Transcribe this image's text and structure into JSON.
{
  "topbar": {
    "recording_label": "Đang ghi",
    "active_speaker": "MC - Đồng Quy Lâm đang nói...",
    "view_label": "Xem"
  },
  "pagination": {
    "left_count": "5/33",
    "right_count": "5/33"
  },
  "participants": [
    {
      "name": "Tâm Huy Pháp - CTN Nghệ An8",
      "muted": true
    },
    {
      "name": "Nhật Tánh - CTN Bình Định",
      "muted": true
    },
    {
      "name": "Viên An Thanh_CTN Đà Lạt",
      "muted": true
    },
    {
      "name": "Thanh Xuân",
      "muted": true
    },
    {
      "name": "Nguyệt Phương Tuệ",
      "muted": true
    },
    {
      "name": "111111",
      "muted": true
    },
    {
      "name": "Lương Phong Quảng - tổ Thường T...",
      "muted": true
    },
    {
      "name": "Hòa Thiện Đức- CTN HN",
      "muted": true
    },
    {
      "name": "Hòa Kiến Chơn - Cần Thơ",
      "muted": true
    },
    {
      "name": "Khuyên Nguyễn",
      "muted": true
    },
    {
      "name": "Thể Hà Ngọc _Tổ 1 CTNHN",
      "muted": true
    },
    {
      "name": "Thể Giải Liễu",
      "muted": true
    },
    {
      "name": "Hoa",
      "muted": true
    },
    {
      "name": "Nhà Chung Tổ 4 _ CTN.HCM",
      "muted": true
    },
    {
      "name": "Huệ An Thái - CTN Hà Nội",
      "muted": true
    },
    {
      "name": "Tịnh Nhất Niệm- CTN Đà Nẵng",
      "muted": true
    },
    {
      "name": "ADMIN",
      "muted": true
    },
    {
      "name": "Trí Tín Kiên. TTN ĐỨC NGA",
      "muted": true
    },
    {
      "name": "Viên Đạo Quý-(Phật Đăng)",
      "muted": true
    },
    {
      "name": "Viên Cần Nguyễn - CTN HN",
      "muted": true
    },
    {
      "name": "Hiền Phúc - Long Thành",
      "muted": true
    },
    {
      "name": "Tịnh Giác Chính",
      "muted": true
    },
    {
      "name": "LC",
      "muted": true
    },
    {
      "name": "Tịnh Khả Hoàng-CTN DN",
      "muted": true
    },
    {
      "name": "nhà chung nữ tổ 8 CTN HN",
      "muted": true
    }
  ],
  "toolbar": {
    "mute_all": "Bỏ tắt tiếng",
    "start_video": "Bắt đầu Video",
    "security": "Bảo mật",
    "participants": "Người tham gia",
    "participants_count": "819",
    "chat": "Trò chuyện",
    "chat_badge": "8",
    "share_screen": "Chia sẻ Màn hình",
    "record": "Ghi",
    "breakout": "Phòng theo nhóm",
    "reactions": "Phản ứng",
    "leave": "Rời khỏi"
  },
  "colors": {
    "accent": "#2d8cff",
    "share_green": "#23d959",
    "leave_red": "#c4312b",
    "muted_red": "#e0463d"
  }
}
----------------
Written instruction — Reproduce the data shown above exactly.

Exercise solution —
Transcribe this image's text and structure into JSON.
{
  "topbar": {
    "recording_label": "Đang ghi",
    "active_speaker": "MC - Đồng Quy Lâm đang nói...",
    "view_label": "Xem"
  },
  "pagination": {
    "left_count": "5/33",
    "right_count": "5/33"
  },
  "participants": [
    {
      "name": "Tâm Huy Pháp - CTN Nghệ An8",
      "muted": true
    },
    {
      "name": "Nhật Tánh - CTN Bình Định",
      "muted": true
    },
    {
      "name": "Viên An Thanh_CTN Đà Lạt",
      "muted": true
    },
    {
      "name": "Thanh Xuân",
      "muted": true
    },
    {
      "name": "Nguyệt Phương Tuệ",
      "muted": true
    },
    {
      "name": "111111",
      "muted": true
    },
    {
      "name": "Lương Phong Quảng - tổ Thường T...",
      "muted": true
    },
    {
      "name": "Hòa Thiện Đức- CTN HN",
      "muted": true
    },
    {
      "name": "Hòa Kiến Chơn - Cần Thơ",
      "muted": true
    },
    {
      "name": "Khuyên Nguyễn",
      "muted": true
    },
    {
      "name": "Thể Hà Ngọc _Tổ 1 CTNHN",
      "muted": true
    },
    {
      "name": "Thể Giải Liễu",
      "muted": true
    },
    {
      "name": "Hoa",
      "muted": true
    },
    {
      "name": "Nhà Chung Tổ 4 _ CTN.HCM",
      "muted": true
    },
    {
      "name": "Huệ An Thái - CTN Hà Nội",
      "muted": true
    },
    {
      "name": "Tịnh Nhất Niệm- CTN Đà Nẵng",
      "muted": true
    },
    {
      "name": "ADMIN",
      "muted": true
    },
    {
      "name": "Trí Tín Kiên. TTN ĐỨC NGA",
      "muted": true
    },
    {
      "name": "Viên Đạo Quý-(Phật Đăng)",
      "muted": true
    },
    {
      "name": "Viên Cần Nguyễn - CTN HN",
      "muted": true
    },
    {
      "name": "Hiền Phúc - Long Thành",
      "muted": true
    },
    {
      "name": "Tịnh Giác Chính",
      "muted": true
    },
    {
      "name": "LC",
      "muted": true
    },
    {
      "name": "Tịnh Khả Hoàng-CTN DN",
      "muted": true
    },
    {
      "name": "nhà chung nữ tổ 8 CTN HN",
      "muted": true
    }
  ],
  "toolbar": {
    "mute_all": "Bỏ tắt tiếng",
    "start_video": "Bắt đầu Video",
    "security": "Bảo mật",
    "participants": "Người tham gia",
    "participants_count": "819",
    "chat": "Trò chuyện",
    "chat_badge": "8",
    "share_screen": "Chia sẻ Màn hình",
    "record": "Ghi",
    "breakout": "Phòng theo nhóm",
    "reactions": "Phản ứng",
    "leave": "Rời khỏi"
  },
  "colors": {
    "accent": "#2d8cff",
    "share_green": "#23d959",
    "leave_red": "#c4312b",
    "muted_red": "#e0463d"
  }
}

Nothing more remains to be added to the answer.